EXERCISE INSTRUCTIONS:
Faithfully return all lines, omitting every embedded picture.

EXTRACTED INFORMATION:

====

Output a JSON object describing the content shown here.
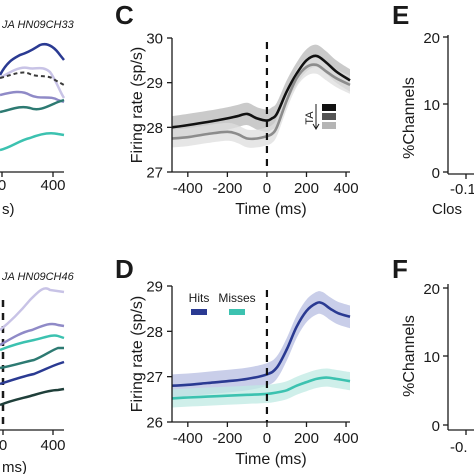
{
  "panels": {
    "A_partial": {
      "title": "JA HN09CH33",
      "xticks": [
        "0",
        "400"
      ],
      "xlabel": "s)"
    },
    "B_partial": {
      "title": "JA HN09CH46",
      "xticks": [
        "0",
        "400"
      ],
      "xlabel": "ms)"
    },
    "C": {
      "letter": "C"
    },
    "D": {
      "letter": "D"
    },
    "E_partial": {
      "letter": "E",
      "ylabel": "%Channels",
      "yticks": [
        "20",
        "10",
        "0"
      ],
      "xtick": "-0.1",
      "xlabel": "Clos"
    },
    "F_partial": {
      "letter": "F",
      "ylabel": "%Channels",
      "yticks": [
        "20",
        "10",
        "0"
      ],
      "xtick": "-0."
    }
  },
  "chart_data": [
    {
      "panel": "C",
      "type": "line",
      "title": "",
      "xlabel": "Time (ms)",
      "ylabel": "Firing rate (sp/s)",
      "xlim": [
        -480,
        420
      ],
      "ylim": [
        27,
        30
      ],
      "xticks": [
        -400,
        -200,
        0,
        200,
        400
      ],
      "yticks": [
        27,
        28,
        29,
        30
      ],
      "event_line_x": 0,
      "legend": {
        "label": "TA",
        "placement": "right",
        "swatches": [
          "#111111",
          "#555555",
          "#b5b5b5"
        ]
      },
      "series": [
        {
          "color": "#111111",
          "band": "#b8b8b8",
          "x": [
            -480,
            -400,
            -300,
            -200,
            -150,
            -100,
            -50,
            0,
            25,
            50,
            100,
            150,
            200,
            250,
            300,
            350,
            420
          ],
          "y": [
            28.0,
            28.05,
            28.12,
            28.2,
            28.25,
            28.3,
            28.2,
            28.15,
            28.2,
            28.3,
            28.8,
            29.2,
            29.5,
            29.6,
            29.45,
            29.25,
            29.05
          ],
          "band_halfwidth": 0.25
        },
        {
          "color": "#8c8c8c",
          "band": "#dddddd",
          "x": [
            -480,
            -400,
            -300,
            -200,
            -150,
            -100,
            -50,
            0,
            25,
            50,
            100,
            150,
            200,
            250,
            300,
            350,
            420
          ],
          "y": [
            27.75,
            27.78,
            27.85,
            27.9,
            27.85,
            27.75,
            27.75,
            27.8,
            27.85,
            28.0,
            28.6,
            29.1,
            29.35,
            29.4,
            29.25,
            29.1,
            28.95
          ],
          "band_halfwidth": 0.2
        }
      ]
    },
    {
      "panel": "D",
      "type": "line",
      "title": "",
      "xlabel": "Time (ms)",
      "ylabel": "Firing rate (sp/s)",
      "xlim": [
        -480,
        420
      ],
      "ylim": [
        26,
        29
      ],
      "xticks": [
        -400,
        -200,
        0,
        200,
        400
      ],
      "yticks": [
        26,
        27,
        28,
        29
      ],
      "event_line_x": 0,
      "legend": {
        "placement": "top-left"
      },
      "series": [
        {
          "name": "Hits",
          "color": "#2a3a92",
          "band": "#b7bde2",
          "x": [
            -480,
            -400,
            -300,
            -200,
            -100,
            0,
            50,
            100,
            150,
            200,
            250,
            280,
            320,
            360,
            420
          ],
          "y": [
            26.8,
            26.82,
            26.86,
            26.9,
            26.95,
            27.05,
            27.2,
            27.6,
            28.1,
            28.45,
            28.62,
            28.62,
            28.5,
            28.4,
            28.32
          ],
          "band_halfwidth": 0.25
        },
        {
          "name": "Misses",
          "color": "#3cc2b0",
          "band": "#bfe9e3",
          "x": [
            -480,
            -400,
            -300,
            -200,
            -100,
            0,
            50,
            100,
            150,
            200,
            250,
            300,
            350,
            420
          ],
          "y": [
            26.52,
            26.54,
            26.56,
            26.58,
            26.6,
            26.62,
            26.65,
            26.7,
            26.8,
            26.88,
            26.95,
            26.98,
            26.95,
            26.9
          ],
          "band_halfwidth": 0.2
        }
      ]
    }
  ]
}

====

COMPLETED TASK:
Output a JSON object describing the content shown here.
{
  "panels": {
    "A_partial": {
      "title": "JA HN09CH33",
      "xticks": [
        "0",
        "400"
      ],
      "xlabel": "s)"
    },
    "B_partial": {
      "title": "JA HN09CH46",
      "xticks": [
        "0",
        "400"
      ],
      "xlabel": "ms)"
    },
    "C": {
      "letter": "C"
    },
    "D": {
      "letter": "D"
    },
    "E_partial": {
      "letter": "E",
      "ylabel": "%Channels",
      "yticks": [
        "20",
        "10",
        "0"
      ],
      "xtick": "-0.1",
      "xlabel": "Clos"
    },
    "F_partial": {
      "letter": "F",
      "ylabel": "%Channels",
      "yticks": [
        "20",
        "10",
        "0"
      ],
      "xtick": "-0."
    }
  },
  "chart_data": [
    {
      "panel": "C",
      "type": "line",
      "title": "",
      "xlabel": "Time (ms)",
      "ylabel": "Firing rate (sp/s)",
      "xlim": [
        -480,
        420
      ],
      "ylim": [
        27,
        30
      ],
      "xticks": [
        -400,
        -200,
        0,
        200,
        400
      ],
      "yticks": [
        27,
        28,
        29,
        30
      ],
      "event_line_x": 0,
      "legend": {
        "label": "TA",
        "placement": "right",
        "swatches": [
          "#111111",
          "#555555",
          "#b5b5b5"
        ]
      },
      "series": [
        {
          "color": "#111111",
          "band": "#b8b8b8",
          "x": [
            -480,
            -400,
            -300,
            -200,
            -150,
            -100,
            -50,
            0,
            25,
            50,
            100,
            150,
            200,
            250,
            300,
            350,
            420
          ],
          "y": [
            28.0,
            28.05,
            28.12,
            28.2,
            28.25,
            28.3,
            28.2,
            28.15,
            28.2,
            28.3,
            28.8,
            29.2,
            29.5,
            29.6,
            29.45,
            29.25,
            29.05
          ],
          "band_halfwidth": 0.25
        },
        {
          "color": "#8c8c8c",
          "band": "#dddddd",
          "x": [
            -480,
            -400,
            -300,
            -200,
            -150,
            -100,
            -50,
            0,
            25,
            50,
            100,
            150,
            200,
            250,
            300,
            350,
            420
          ],
          "y": [
            27.75,
            27.78,
            27.85,
            27.9,
            27.85,
            27.75,
            27.75,
            27.8,
            27.85,
            28.0,
            28.6,
            29.1,
            29.35,
            29.4,
            29.25,
            29.1,
            28.95
          ],
          "band_halfwidth": 0.2
        }
      ]
    },
    {
      "panel": "D",
      "type": "line",
      "title": "",
      "xlabel": "Time (ms)",
      "ylabel": "Firing rate (sp/s)",
      "xlim": [
        -480,
        420
      ],
      "ylim": [
        26,
        29
      ],
      "xticks": [
        -400,
        -200,
        0,
        200,
        400
      ],
      "yticks": [
        26,
        27,
        28,
        29
      ],
      "event_line_x": 0,
      "legend": {
        "placement": "top-left"
      },
      "series": [
        {
          "name": "Hits",
          "color": "#2a3a92",
          "band": "#b7bde2",
          "x": [
            -480,
            -400,
            -300,
            -200,
            -100,
            0,
            50,
            100,
            150,
            200,
            250,
            280,
            320,
            360,
            420
          ],
          "y": [
            26.8,
            26.82,
            26.86,
            26.9,
            26.95,
            27.05,
            27.2,
            27.6,
            28.1,
            28.45,
            28.62,
            28.62,
            28.5,
            28.4,
            28.32
          ],
          "band_halfwidth": 0.25
        },
        {
          "name": "Misses",
          "color": "#3cc2b0",
          "band": "#bfe9e3",
          "x": [
            -480,
            -400,
            -300,
            -200,
            -100,
            0,
            50,
            100,
            150,
            200,
            250,
            300,
            350,
            420
          ],
          "y": [
            26.52,
            26.54,
            26.56,
            26.58,
            26.6,
            26.62,
            26.65,
            26.7,
            26.8,
            26.88,
            26.95,
            26.98,
            26.95,
            26.9
          ],
          "band_halfwidth": 0.2
        }
      ]
    }
  ]
}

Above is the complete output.